- WHAT NEEDS TO BE DONE
Drop every picture and give the entries back exactly.

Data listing
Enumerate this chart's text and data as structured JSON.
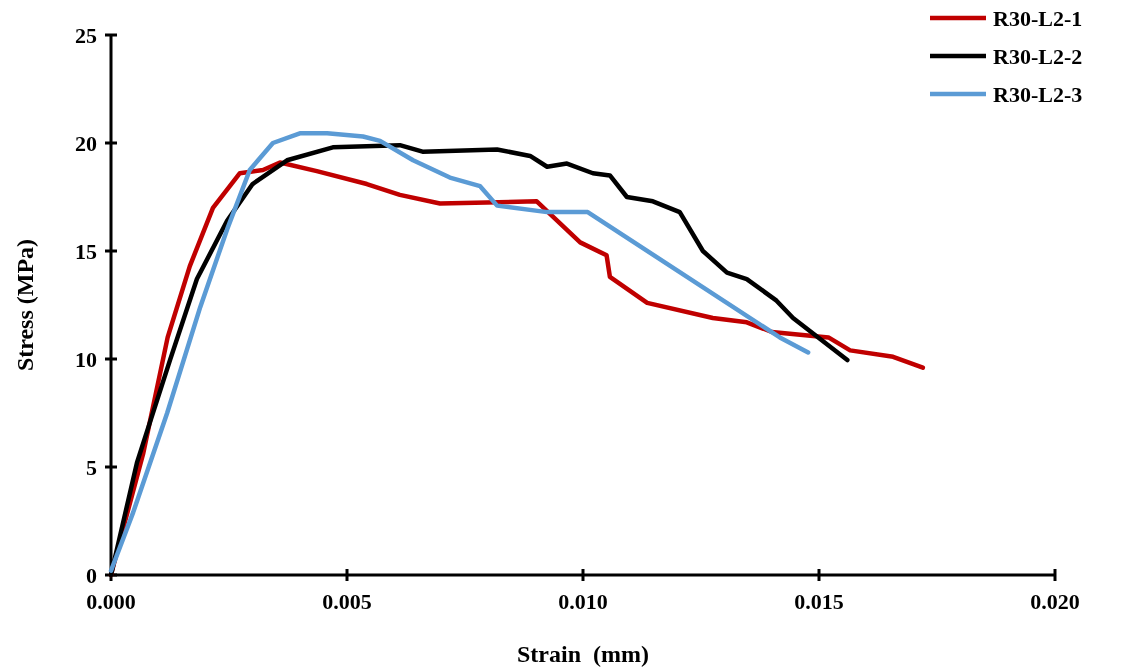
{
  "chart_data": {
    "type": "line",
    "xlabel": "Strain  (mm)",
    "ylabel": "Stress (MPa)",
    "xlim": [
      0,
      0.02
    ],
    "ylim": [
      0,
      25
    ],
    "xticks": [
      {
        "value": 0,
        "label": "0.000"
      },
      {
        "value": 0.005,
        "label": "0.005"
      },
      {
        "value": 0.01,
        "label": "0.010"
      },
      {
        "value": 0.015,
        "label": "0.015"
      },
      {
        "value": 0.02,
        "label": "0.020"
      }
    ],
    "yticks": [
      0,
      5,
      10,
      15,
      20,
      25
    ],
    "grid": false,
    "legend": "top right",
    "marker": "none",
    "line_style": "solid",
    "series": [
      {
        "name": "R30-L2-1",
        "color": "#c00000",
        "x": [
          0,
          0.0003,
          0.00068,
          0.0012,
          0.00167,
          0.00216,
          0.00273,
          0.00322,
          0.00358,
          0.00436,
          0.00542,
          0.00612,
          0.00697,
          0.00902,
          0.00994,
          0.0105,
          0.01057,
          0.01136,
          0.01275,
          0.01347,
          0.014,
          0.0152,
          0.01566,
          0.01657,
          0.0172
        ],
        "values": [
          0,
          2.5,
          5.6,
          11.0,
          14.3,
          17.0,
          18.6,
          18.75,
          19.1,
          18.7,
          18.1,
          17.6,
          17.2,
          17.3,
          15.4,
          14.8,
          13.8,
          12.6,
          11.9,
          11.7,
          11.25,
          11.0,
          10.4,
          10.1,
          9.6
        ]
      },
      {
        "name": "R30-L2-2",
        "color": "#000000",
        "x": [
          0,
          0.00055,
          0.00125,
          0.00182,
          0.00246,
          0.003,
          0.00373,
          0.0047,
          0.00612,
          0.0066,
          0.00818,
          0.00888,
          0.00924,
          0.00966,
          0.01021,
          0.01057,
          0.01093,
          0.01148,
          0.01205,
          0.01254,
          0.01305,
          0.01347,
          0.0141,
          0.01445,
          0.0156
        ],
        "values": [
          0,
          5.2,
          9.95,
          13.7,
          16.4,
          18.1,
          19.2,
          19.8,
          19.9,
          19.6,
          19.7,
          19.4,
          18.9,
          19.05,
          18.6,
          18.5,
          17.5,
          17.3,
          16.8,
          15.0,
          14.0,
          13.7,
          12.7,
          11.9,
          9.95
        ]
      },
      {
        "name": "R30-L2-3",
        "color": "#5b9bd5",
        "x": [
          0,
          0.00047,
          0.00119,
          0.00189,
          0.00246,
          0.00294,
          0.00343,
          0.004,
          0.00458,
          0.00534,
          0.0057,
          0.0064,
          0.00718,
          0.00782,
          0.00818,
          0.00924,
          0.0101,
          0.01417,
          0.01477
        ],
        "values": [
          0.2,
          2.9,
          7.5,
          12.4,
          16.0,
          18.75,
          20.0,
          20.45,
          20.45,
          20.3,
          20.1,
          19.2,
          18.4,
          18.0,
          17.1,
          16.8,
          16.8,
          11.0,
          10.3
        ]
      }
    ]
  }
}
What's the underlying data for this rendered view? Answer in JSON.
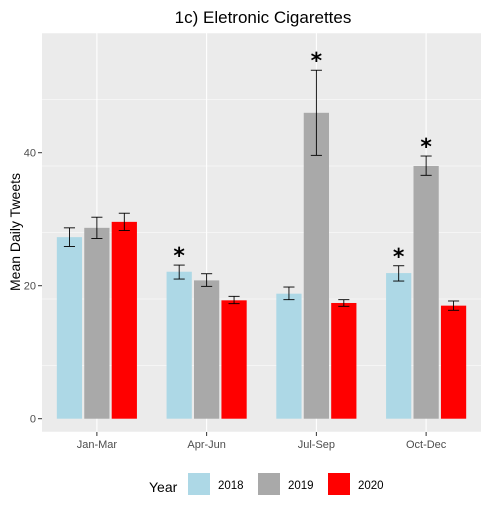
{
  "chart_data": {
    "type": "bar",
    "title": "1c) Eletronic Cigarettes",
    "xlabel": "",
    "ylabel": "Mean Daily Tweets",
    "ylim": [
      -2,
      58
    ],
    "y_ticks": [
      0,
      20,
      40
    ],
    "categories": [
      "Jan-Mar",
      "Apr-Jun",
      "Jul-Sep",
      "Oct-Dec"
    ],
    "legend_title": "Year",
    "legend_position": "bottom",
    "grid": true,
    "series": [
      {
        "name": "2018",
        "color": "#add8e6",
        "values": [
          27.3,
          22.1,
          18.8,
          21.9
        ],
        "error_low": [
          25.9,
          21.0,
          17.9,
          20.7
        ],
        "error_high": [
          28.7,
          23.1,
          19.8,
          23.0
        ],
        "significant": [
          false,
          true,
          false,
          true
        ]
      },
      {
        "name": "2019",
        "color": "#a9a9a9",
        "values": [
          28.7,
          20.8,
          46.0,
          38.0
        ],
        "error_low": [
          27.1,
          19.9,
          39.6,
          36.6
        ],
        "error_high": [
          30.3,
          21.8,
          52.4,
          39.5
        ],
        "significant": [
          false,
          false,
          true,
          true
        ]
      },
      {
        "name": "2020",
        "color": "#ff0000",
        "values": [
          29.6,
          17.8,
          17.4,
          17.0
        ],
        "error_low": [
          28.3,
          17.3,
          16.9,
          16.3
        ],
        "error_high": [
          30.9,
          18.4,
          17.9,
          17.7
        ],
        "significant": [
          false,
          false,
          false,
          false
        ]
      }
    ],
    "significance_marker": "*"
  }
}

- ANSWER TO THIS EXERCISE
Enumerate this chart's text and data as structured JSON.
{
  "chart_data": {
    "type": "line",
    "xlabel": "Strain  (mm)",
    "ylabel": "Stress (MPa)",
    "xlim": [
      0,
      0.02
    ],
    "ylim": [
      0,
      25
    ],
    "xticks": [
      {
        "value": 0,
        "label": "0.000"
      },
      {
        "value": 0.005,
        "label": "0.005"
      },
      {
        "value": 0.01,
        "label": "0.010"
      },
      {
        "value": 0.015,
        "label": "0.015"
      },
      {
        "value": 0.02,
        "label": "0.020"
      }
    ],
    "yticks": [
      0,
      5,
      10,
      15,
      20,
      25
    ],
    "grid": false,
    "legend": "top right",
    "marker": "none",
    "line_style": "solid",
    "series": [
      {
        "name": "R30-L2-1",
        "color": "#c00000",
        "x": [
          0,
          0.0003,
          0.00068,
          0.0012,
          0.00167,
          0.00216,
          0.00273,
          0.00322,
          0.00358,
          0.00436,
          0.00542,
          0.00612,
          0.00697,
          0.00902,
          0.00994,
          0.0105,
          0.01057,
          0.01136,
          0.01275,
          0.01347,
          0.014,
          0.0152,
          0.01566,
          0.01657,
          0.0172
        ],
        "values": [
          0,
          2.5,
          5.6,
          11.0,
          14.3,
          17.0,
          18.6,
          18.75,
          19.1,
          18.7,
          18.1,
          17.6,
          17.2,
          17.3,
          15.4,
          14.8,
          13.8,
          12.6,
          11.9,
          11.7,
          11.25,
          11.0,
          10.4,
          10.1,
          9.6
        ]
      },
      {
        "name": "R30-L2-2",
        "color": "#000000",
        "x": [
          0,
          0.00055,
          0.00125,
          0.00182,
          0.00246,
          0.003,
          0.00373,
          0.0047,
          0.00612,
          0.0066,
          0.00818,
          0.00888,
          0.00924,
          0.00966,
          0.01021,
          0.01057,
          0.01093,
          0.01148,
          0.01205,
          0.01254,
          0.01305,
          0.01347,
          0.0141,
          0.01445,
          0.0156
        ],
        "values": [
          0,
          5.2,
          9.95,
          13.7,
          16.4,
          18.1,
          19.2,
          19.8,
          19.9,
          19.6,
          19.7,
          19.4,
          18.9,
          19.05,
          18.6,
          18.5,
          17.5,
          17.3,
          16.8,
          15.0,
          14.0,
          13.7,
          12.7,
          11.9,
          9.95
        ]
      },
      {
        "name": "R30-L2-3",
        "color": "#5b9bd5",
        "x": [
          0,
          0.00047,
          0.00119,
          0.00189,
          0.00246,
          0.00294,
          0.00343,
          0.004,
          0.00458,
          0.00534,
          0.0057,
          0.0064,
          0.00718,
          0.00782,
          0.00818,
          0.00924,
          0.0101,
          0.01417,
          0.01477
        ],
        "values": [
          0.2,
          2.9,
          7.5,
          12.4,
          16.0,
          18.75,
          20.0,
          20.45,
          20.45,
          20.3,
          20.1,
          19.2,
          18.4,
          18.0,
          17.1,
          16.8,
          16.8,
          11.0,
          10.3
        ]
      }
    ]
  }
}
What's the underlying data for this rendered view? Answer in JSON.
{
  "chart_data": {
    "type": "bar",
    "title": "1c) Eletronic Cigarettes",
    "xlabel": "",
    "ylabel": "Mean Daily Tweets",
    "ylim": [
      -2,
      58
    ],
    "y_ticks": [
      0,
      20,
      40
    ],
    "categories": [
      "Jan-Mar",
      "Apr-Jun",
      "Jul-Sep",
      "Oct-Dec"
    ],
    "legend_title": "Year",
    "legend_position": "bottom",
    "grid": true,
    "series": [
      {
        "name": "2018",
        "color": "#add8e6",
        "values": [
          27.3,
          22.1,
          18.8,
          21.9
        ],
        "error_low": [
          25.9,
          21.0,
          17.9,
          20.7
        ],
        "error_high": [
          28.7,
          23.1,
          19.8,
          23.0
        ],
        "significant": [
          false,
          true,
          false,
          true
        ]
      },
      {
        "name": "2019",
        "color": "#a9a9a9",
        "values": [
          28.7,
          20.8,
          46.0,
          38.0
        ],
        "error_low": [
          27.1,
          19.9,
          39.6,
          36.6
        ],
        "error_high": [
          30.3,
          21.8,
          52.4,
          39.5
        ],
        "significant": [
          false,
          false,
          true,
          true
        ]
      },
      {
        "name": "2020",
        "color": "#ff0000",
        "values": [
          29.6,
          17.8,
          17.4,
          17.0
        ],
        "error_low": [
          28.3,
          17.3,
          16.9,
          16.3
        ],
        "error_high": [
          30.9,
          18.4,
          17.9,
          17.7
        ],
        "significant": [
          false,
          false,
          false,
          false
        ]
      }
    ],
    "significance_marker": "*"
  }
}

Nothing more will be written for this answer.